_Dataset rows about figures:_
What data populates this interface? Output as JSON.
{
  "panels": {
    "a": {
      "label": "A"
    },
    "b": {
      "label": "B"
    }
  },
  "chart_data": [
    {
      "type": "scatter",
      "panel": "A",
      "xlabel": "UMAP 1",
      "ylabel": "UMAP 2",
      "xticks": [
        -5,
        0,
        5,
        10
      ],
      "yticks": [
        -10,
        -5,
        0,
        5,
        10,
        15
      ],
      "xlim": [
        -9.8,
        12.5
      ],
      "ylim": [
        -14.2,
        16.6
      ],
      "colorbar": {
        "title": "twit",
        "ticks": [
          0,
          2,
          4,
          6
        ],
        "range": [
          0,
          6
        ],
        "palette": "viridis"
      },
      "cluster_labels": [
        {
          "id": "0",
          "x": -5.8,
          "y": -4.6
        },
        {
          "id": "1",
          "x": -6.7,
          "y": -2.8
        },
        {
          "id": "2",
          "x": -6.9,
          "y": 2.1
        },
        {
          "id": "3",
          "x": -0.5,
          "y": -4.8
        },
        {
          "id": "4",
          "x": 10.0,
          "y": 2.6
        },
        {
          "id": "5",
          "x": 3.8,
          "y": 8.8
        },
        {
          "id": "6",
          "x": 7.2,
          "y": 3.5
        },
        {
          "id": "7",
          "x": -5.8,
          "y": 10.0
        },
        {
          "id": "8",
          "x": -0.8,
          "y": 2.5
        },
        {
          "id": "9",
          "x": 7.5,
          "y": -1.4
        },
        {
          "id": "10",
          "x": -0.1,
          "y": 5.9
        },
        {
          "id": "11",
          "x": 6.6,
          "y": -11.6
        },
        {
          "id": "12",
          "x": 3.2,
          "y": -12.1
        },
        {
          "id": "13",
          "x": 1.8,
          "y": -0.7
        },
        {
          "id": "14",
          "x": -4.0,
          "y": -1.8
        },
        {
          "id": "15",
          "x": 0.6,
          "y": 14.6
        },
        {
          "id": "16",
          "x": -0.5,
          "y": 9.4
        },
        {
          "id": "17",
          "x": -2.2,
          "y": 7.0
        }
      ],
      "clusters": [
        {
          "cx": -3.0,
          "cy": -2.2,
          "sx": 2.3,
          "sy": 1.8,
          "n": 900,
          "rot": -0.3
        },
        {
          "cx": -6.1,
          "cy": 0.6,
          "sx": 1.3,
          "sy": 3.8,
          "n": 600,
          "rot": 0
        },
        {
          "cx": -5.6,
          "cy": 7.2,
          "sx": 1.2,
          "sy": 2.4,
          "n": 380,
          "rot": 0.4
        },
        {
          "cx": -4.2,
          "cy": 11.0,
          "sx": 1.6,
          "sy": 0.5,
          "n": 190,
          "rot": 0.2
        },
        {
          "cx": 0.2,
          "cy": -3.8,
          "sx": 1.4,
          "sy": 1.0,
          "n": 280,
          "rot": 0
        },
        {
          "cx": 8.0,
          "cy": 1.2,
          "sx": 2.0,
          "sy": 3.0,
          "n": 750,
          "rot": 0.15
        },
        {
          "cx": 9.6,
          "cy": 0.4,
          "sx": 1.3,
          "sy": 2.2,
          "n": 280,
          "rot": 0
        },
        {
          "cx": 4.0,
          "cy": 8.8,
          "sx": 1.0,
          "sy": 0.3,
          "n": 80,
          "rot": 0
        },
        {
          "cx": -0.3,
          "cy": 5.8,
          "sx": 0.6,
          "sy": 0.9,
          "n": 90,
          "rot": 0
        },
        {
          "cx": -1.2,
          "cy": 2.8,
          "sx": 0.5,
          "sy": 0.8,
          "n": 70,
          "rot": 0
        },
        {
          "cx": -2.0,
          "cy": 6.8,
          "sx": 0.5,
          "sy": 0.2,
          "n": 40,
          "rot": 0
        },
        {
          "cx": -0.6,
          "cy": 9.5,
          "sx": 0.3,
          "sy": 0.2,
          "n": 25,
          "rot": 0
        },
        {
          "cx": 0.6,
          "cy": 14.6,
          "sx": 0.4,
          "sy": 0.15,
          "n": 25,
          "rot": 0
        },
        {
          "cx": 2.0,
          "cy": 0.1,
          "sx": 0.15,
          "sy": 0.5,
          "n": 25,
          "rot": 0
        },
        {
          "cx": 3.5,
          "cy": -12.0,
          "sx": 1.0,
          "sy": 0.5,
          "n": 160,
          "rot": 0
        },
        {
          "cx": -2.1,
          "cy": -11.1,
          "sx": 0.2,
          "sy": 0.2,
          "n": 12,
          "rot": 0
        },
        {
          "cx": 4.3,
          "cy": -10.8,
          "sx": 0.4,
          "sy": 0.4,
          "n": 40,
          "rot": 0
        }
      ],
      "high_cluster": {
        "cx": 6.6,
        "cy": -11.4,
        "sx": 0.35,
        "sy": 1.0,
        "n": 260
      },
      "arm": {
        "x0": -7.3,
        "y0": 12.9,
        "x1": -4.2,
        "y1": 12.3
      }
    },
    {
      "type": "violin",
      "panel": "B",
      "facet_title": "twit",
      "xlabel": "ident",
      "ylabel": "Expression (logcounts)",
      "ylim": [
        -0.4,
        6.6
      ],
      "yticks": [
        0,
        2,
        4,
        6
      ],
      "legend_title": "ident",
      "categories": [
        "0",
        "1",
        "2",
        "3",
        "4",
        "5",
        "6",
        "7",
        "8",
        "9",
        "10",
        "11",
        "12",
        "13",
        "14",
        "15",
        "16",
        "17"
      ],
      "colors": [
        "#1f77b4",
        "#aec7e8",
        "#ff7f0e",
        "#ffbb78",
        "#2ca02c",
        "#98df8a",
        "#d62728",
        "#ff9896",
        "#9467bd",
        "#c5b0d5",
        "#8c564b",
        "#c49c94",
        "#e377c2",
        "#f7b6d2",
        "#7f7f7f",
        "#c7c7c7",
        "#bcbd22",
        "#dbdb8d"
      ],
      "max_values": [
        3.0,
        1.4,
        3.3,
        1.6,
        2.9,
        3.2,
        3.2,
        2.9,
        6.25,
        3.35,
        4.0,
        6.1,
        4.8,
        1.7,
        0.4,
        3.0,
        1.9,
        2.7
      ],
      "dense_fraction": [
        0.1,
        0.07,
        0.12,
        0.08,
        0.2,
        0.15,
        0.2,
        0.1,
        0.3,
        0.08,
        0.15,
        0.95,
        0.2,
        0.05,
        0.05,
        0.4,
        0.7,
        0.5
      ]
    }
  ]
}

_Exercise task:_ Your task is to retype all the records above with nothing left out.

_Solution:_
What data populates this interface? Output as JSON.
{
  "panels": {
    "a": {
      "label": "A"
    },
    "b": {
      "label": "B"
    }
  },
  "chart_data": [
    {
      "type": "scatter",
      "panel": "A",
      "xlabel": "UMAP 1",
      "ylabel": "UMAP 2",
      "xticks": [
        -5,
        0,
        5,
        10
      ],
      "yticks": [
        -10,
        -5,
        0,
        5,
        10,
        15
      ],
      "xlim": [
        -9.8,
        12.5
      ],
      "ylim": [
        -14.2,
        16.6
      ],
      "colorbar": {
        "title": "twit",
        "ticks": [
          0,
          2,
          4,
          6
        ],
        "range": [
          0,
          6
        ],
        "palette": "viridis"
      },
      "cluster_labels": [
        {
          "id": "0",
          "x": -5.8,
          "y": -4.6
        },
        {
          "id": "1",
          "x": -6.7,
          "y": -2.8
        },
        {
          "id": "2",
          "x": -6.9,
          "y": 2.1
        },
        {
          "id": "3",
          "x": -0.5,
          "y": -4.8
        },
        {
          "id": "4",
          "x": 10.0,
          "y": 2.6
        },
        {
          "id": "5",
          "x": 3.8,
          "y": 8.8
        },
        {
          "id": "6",
          "x": 7.2,
          "y": 3.5
        },
        {
          "id": "7",
          "x": -5.8,
          "y": 10.0
        },
        {
          "id": "8",
          "x": -0.8,
          "y": 2.5
        },
        {
          "id": "9",
          "x": 7.5,
          "y": -1.4
        },
        {
          "id": "10",
          "x": -0.1,
          "y": 5.9
        },
        {
          "id": "11",
          "x": 6.6,
          "y": -11.6
        },
        {
          "id": "12",
          "x": 3.2,
          "y": -12.1
        },
        {
          "id": "13",
          "x": 1.8,
          "y": -0.7
        },
        {
          "id": "14",
          "x": -4.0,
          "y": -1.8
        },
        {
          "id": "15",
          "x": 0.6,
          "y": 14.6
        },
        {
          "id": "16",
          "x": -0.5,
          "y": 9.4
        },
        {
          "id": "17",
          "x": -2.2,
          "y": 7.0
        }
      ],
      "clusters": [
        {
          "cx": -3.0,
          "cy": -2.2,
          "sx": 2.3,
          "sy": 1.8,
          "n": 900,
          "rot": -0.3
        },
        {
          "cx": -6.1,
          "cy": 0.6,
          "sx": 1.3,
          "sy": 3.8,
          "n": 600,
          "rot": 0
        },
        {
          "cx": -5.6,
          "cy": 7.2,
          "sx": 1.2,
          "sy": 2.4,
          "n": 380,
          "rot": 0.4
        },
        {
          "cx": -4.2,
          "cy": 11.0,
          "sx": 1.6,
          "sy": 0.5,
          "n": 190,
          "rot": 0.2
        },
        {
          "cx": 0.2,
          "cy": -3.8,
          "sx": 1.4,
          "sy": 1.0,
          "n": 280,
          "rot": 0
        },
        {
          "cx": 8.0,
          "cy": 1.2,
          "sx": 2.0,
          "sy": 3.0,
          "n": 750,
          "rot": 0.15
        },
        {
          "cx": 9.6,
          "cy": 0.4,
          "sx": 1.3,
          "sy": 2.2,
          "n": 280,
          "rot": 0
        },
        {
          "cx": 4.0,
          "cy": 8.8,
          "sx": 1.0,
          "sy": 0.3,
          "n": 80,
          "rot": 0
        },
        {
          "cx": -0.3,
          "cy": 5.8,
          "sx": 0.6,
          "sy": 0.9,
          "n": 90,
          "rot": 0
        },
        {
          "cx": -1.2,
          "cy": 2.8,
          "sx": 0.5,
          "sy": 0.8,
          "n": 70,
          "rot": 0
        },
        {
          "cx": -2.0,
          "cy": 6.8,
          "sx": 0.5,
          "sy": 0.2,
          "n": 40,
          "rot": 0
        },
        {
          "cx": -0.6,
          "cy": 9.5,
          "sx": 0.3,
          "sy": 0.2,
          "n": 25,
          "rot": 0
        },
        {
          "cx": 0.6,
          "cy": 14.6,
          "sx": 0.4,
          "sy": 0.15,
          "n": 25,
          "rot": 0
        },
        {
          "cx": 2.0,
          "cy": 0.1,
          "sx": 0.15,
          "sy": 0.5,
          "n": 25,
          "rot": 0
        },
        {
          "cx": 3.5,
          "cy": -12.0,
          "sx": 1.0,
          "sy": 0.5,
          "n": 160,
          "rot": 0
        },
        {
          "cx": -2.1,
          "cy": -11.1,
          "sx": 0.2,
          "sy": 0.2,
          "n": 12,
          "rot": 0
        },
        {
          "cx": 4.3,
          "cy": -10.8,
          "sx": 0.4,
          "sy": 0.4,
          "n": 40,
          "rot": 0
        }
      ],
      "high_cluster": {
        "cx": 6.6,
        "cy": -11.4,
        "sx": 0.35,
        "sy": 1.0,
        "n": 260
      },
      "arm": {
        "x0": -7.3,
        "y0": 12.9,
        "x1": -4.2,
        "y1": 12.3
      }
    },
    {
      "type": "violin",
      "panel": "B",
      "facet_title": "twit",
      "xlabel": "ident",
      "ylabel": "Expression (logcounts)",
      "ylim": [
        -0.4,
        6.6
      ],
      "yticks": [
        0,
        2,
        4,
        6
      ],
      "legend_title": "ident",
      "categories": [
        "0",
        "1",
        "2",
        "3",
        "4",
        "5",
        "6",
        "7",
        "8",
        "9",
        "10",
        "11",
        "12",
        "13",
        "14",
        "15",
        "16",
        "17"
      ],
      "colors": [
        "#1f77b4",
        "#aec7e8",
        "#ff7f0e",
        "#ffbb78",
        "#2ca02c",
        "#98df8a",
        "#d62728",
        "#ff9896",
        "#9467bd",
        "#c5b0d5",
        "#8c564b",
        "#c49c94",
        "#e377c2",
        "#f7b6d2",
        "#7f7f7f",
        "#c7c7c7",
        "#bcbd22",
        "#dbdb8d"
      ],
      "max_values": [
        3.0,
        1.4,
        3.3,
        1.6,
        2.9,
        3.2,
        3.2,
        2.9,
        6.25,
        3.35,
        4.0,
        6.1,
        4.8,
        1.7,
        0.4,
        3.0,
        1.9,
        2.7
      ],
      "dense_fraction": [
        0.1,
        0.07,
        0.12,
        0.08,
        0.2,
        0.15,
        0.2,
        0.1,
        0.3,
        0.08,
        0.15,
        0.95,
        0.2,
        0.05,
        0.05,
        0.4,
        0.7,
        0.5
      ]
    }
  ]
}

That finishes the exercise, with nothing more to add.